### Task brief:
Leave the pictures out and print every record below exactly as it stands.

### Dataset extract:
>>>

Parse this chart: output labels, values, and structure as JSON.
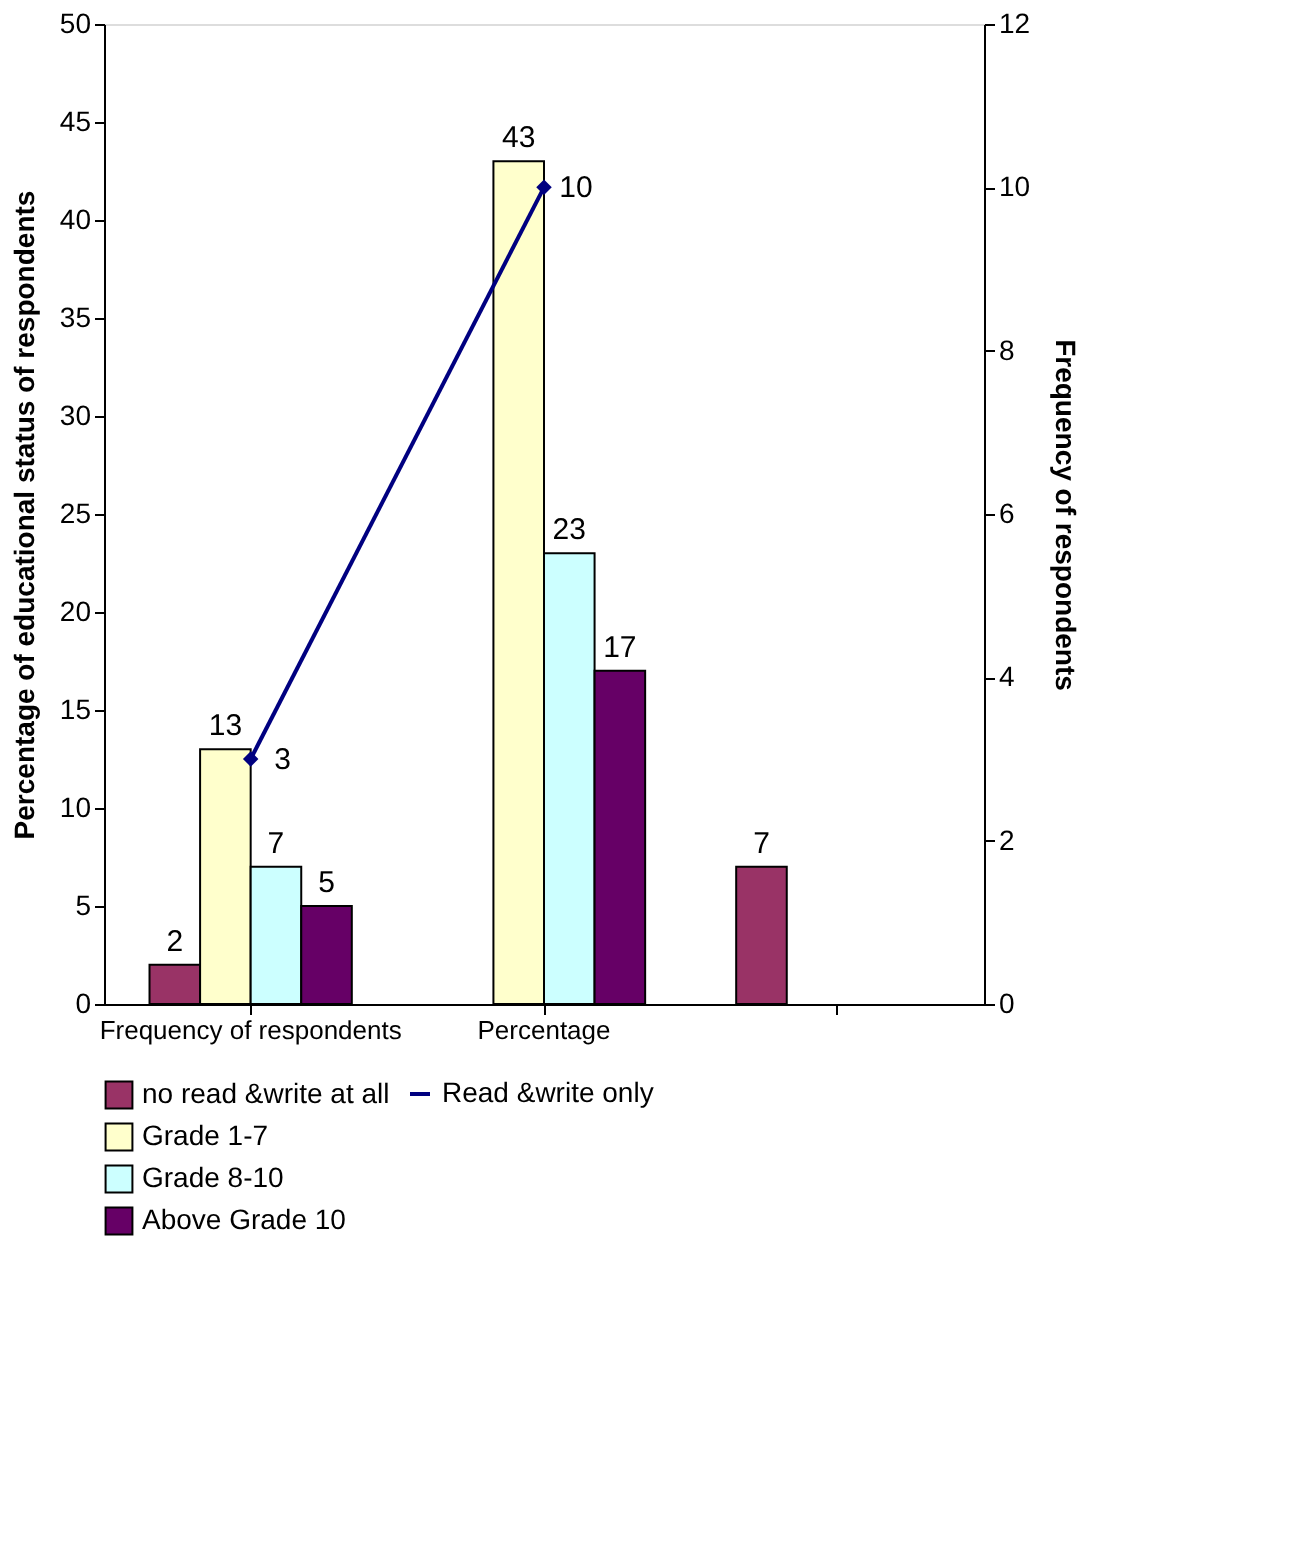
{
  "chart_data": {
    "type": "bar",
    "categories": [
      "Frequency of respondents",
      "Percentage",
      null
    ],
    "ylabel": "Percentage of educational status of respondents",
    "y2label": "Frequency of respondents",
    "ylim": [
      0,
      50
    ],
    "yticks": [
      0,
      5,
      10,
      15,
      20,
      25,
      30,
      35,
      40,
      45,
      50
    ],
    "y2lim": [
      0,
      12
    ],
    "y2ticks": [
      0,
      2,
      4,
      6,
      8,
      10,
      12
    ],
    "series": [
      {
        "name": "no read &write at all",
        "color": "#993366",
        "values": [
          2,
          null,
          7
        ]
      },
      {
        "name": "Grade 1-7",
        "color": "#ffffcc",
        "values": [
          13,
          43,
          null
        ]
      },
      {
        "name": "Grade 8-10",
        "color": "#ccffff",
        "values": [
          7,
          23,
          null
        ]
      },
      {
        "name": "Above Grade 10",
        "color": "#660066",
        "values": [
          5,
          17,
          null
        ]
      },
      {
        "name": "Read &write only",
        "color": "#000080",
        "values": [
          3,
          10,
          null
        ],
        "type": "line",
        "axis": "y2",
        "marker": "diamond"
      }
    ],
    "data_labels": true,
    "grid": false,
    "legend": "bottom"
  }
}
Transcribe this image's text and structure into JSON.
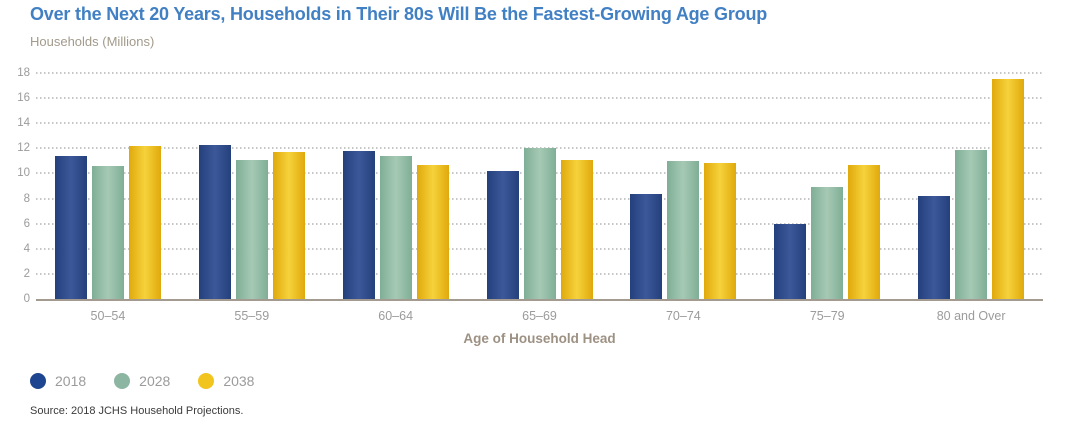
{
  "title": "Over the Next 20 Years, Households in Their 80s Will Be the Fastest-Growing Age Group",
  "subtitle": "Households (Millions)",
  "source": "Source: 2018 JCHS Household Projections.",
  "colors": {
    "title_text": "#4280c4",
    "subtitle_text": "#a29a8b",
    "axis_tick_text": "#9b9b9b",
    "axis_title_text": "#9d9183",
    "baseline": "#a39b8f",
    "gridline": "#c6c6c6",
    "series_2018": "#2a4a8c",
    "series_2028": "#8db6a2",
    "series_2038": "#f2c41e"
  },
  "chart_data": {
    "type": "bar",
    "title": "Over the Next 20 Years, Households in Their 80s Will Be the Fastest-Growing Age Group",
    "ylabel": "Households (Millions)",
    "xlabel": "Age of Household Head",
    "ylim": [
      0,
      18
    ],
    "yticks": [
      0,
      2,
      4,
      6,
      8,
      10,
      12,
      14,
      16,
      18
    ],
    "grid": "dotted horizontal",
    "legend_position": "bottom-left",
    "categories": [
      "50–54",
      "55–59",
      "60–64",
      "65–69",
      "70–74",
      "75–79",
      "80 and Over"
    ],
    "series": [
      {
        "name": "2018",
        "color": "#1e4590",
        "color_edge": "#24407c",
        "color_mid": "#3c5899",
        "values": [
          11.4,
          12.3,
          11.8,
          10.2,
          8.4,
          6.0,
          8.2
        ]
      },
      {
        "name": "2028",
        "color": "#8db6a2",
        "color_edge": "#7fae96",
        "color_mid": "#a6c9b4",
        "values": [
          10.6,
          11.1,
          11.4,
          12.0,
          11.0,
          8.9,
          11.9
        ]
      },
      {
        "name": "2038",
        "color": "#f2c41e",
        "color_edge": "#e0a90b",
        "color_mid": "#f6d23c",
        "values": [
          12.2,
          11.7,
          10.7,
          11.1,
          10.8,
          10.7,
          17.5
        ]
      }
    ]
  }
}
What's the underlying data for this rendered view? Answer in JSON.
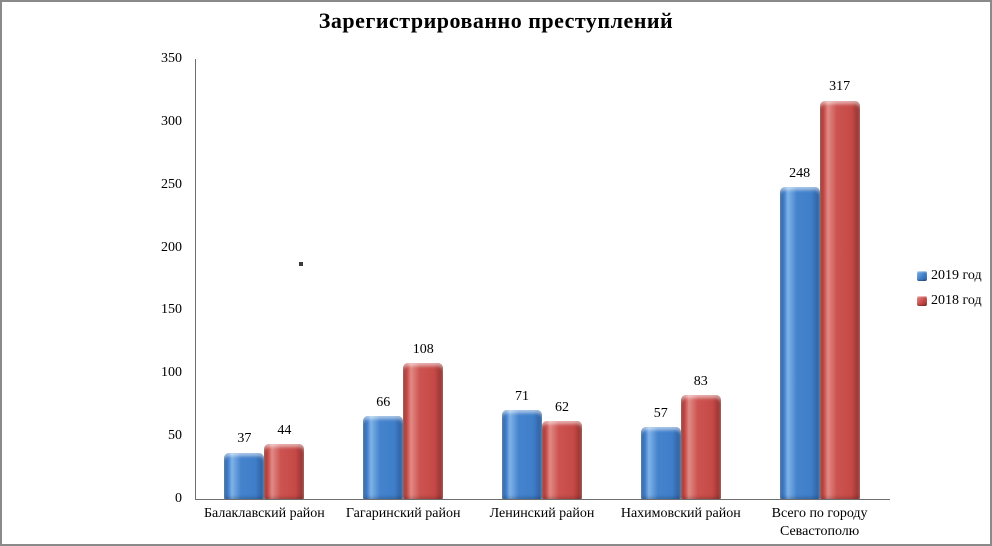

<<<

### Completed task:
Parse this chart: output labels, values, and structure as JSON.
{
  "chart_data": {
    "type": "bar",
    "categories": [
      "Frequency of respondents",
      "Percentage",
      null
    ],
    "ylabel": "Percentage of educational status of respondents",
    "y2label": "Frequency of respondents",
    "ylim": [
      0,
      50
    ],
    "yticks": [
      0,
      5,
      10,
      15,
      20,
      25,
      30,
      35,
      40,
      45,
      50
    ],
    "y2lim": [
      0,
      12
    ],
    "y2ticks": [
      0,
      2,
      4,
      6,
      8,
      10,
      12
    ],
    "series": [
      {
        "name": "no read &write at all",
        "color": "#993366",
        "values": [
          2,
          null,
          7
        ]
      },
      {
        "name": "Grade 1-7",
        "color": "#ffffcc",
        "values": [
          13,
          43,
          null
        ]
      },
      {
        "name": "Grade 8-10",
        "color": "#ccffff",
        "values": [
          7,
          23,
          null
        ]
      },
      {
        "name": "Above Grade 10",
        "color": "#660066",
        "values": [
          5,
          17,
          null
        ]
      },
      {
        "name": "Read &write only",
        "color": "#000080",
        "values": [
          3,
          10,
          null
        ],
        "type": "line",
        "axis": "y2",
        "marker": "diamond"
      }
    ],
    "data_labels": true,
    "grid": false,
    "legend": "bottom"
  }
}
Transcribe this image's text and structure into JSON.
{
  "title": "Over the Next 20 Years, Households in Their 80s Will Be the Fastest-Growing Age Group",
  "subtitle": "Households (Millions)",
  "source": "Source: 2018 JCHS Household Projections.",
  "colors": {
    "title_text": "#4280c4",
    "subtitle_text": "#a29a8b",
    "axis_tick_text": "#9b9b9b",
    "axis_title_text": "#9d9183",
    "baseline": "#a39b8f",
    "gridline": "#c6c6c6",
    "series_2018": "#2a4a8c",
    "series_2028": "#8db6a2",
    "series_2038": "#f2c41e"
  },
  "chart_data": {
    "type": "bar",
    "title": "Over the Next 20 Years, Households in Their 80s Will Be the Fastest-Growing Age Group",
    "ylabel": "Households (Millions)",
    "xlabel": "Age of Household Head",
    "ylim": [
      0,
      18
    ],
    "yticks": [
      0,
      2,
      4,
      6,
      8,
      10,
      12,
      14,
      16,
      18
    ],
    "grid": "dotted horizontal",
    "legend_position": "bottom-left",
    "categories": [
      "50–54",
      "55–59",
      "60–64",
      "65–69",
      "70–74",
      "75–79",
      "80 and Over"
    ],
    "series": [
      {
        "name": "2018",
        "color": "#1e4590",
        "color_edge": "#24407c",
        "color_mid": "#3c5899",
        "values": [
          11.4,
          12.3,
          11.8,
          10.2,
          8.4,
          6.0,
          8.2
        ]
      },
      {
        "name": "2028",
        "color": "#8db6a2",
        "color_edge": "#7fae96",
        "color_mid": "#a6c9b4",
        "values": [
          10.6,
          11.1,
          11.4,
          12.0,
          11.0,
          8.9,
          11.9
        ]
      },
      {
        "name": "2038",
        "color": "#f2c41e",
        "color_edge": "#e0a90b",
        "color_mid": "#f6d23c",
        "values": [
          12.2,
          11.7,
          10.7,
          11.1,
          10.8,
          10.7,
          17.5
        ]
      }
    ]
  }
}
What's the underlying data for this rendered view? Answer in JSON.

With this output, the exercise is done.